== CHALLENGE ==
Please pull out every line in the records that contains the string "more".

== EXERCISE MATERIALS ==
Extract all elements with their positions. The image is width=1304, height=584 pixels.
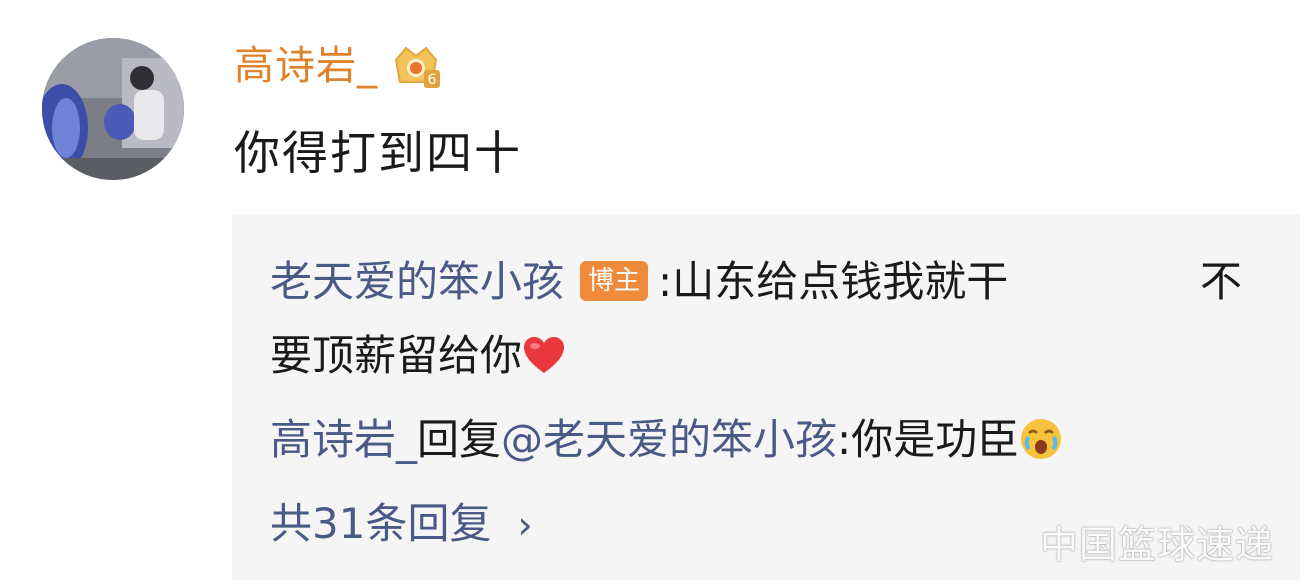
reply-text: 要顶薪留给你 [270, 331, 523, 380]
avatar[interactable] [42, 38, 184, 180]
reply-item: 老天爱的笨小孩 博主:山东给点钱我就干 [270, 252, 1008, 312]
comment-body: 你得打到四十 [234, 126, 522, 180]
crying-face-icon [1021, 418, 1062, 459]
reply-author[interactable]: 高诗岩_ [270, 415, 417, 464]
avatar-image [42, 38, 184, 180]
comment-header: 高诗岩_ 6 [234, 36, 444, 96]
more-replies-label[interactable]: 共31条回复 [270, 499, 491, 548]
host-badge: 博主 [580, 260, 649, 301]
more-replies-link[interactable]: 共31条回复 › [270, 494, 533, 555]
watermark: 中国篮球速递 [1040, 523, 1275, 567]
reply-word: 回复 [417, 415, 502, 464]
chevron-right-icon[interactable]: › [517, 495, 532, 555]
reply-separator: : [837, 415, 852, 464]
level-crown-badge-icon: 6 [394, 46, 440, 88]
level-number: 6 [428, 72, 437, 88]
reply-text-line2: 要顶薪留给你 [270, 326, 566, 386]
reply-text: 山东给点钱我就干 [672, 257, 1009, 306]
reply-separator: : [658, 257, 673, 306]
reply-text: 你是功臣 [851, 415, 1020, 464]
reply-author[interactable]: 老天爱的笨小孩 [270, 257, 564, 306]
comment-screenshot: 高诗岩_ 6 你得打到四十 老天爱的笨小孩 博主:山东给点钱我就干 不 要顶薪留给… [0, 0, 1304, 584]
reply-mention[interactable]: @老天爱的笨小孩 [501, 415, 837, 464]
reply-text-continued: 不 [1200, 257, 1243, 306]
reply-item: 高诗岩_回复@老天爱的笨小孩:你是功臣 [270, 410, 1063, 470]
comment-username[interactable]: 高诗岩_ [234, 36, 378, 96]
heart-icon [524, 336, 565, 373]
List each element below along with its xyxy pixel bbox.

== FINISHED EXERCISE ==
more-replies-label[interactable]: 共31条回复 [270, 499, 491, 548]
more-replies-link[interactable]: 共31条回复 › [270, 494, 533, 555]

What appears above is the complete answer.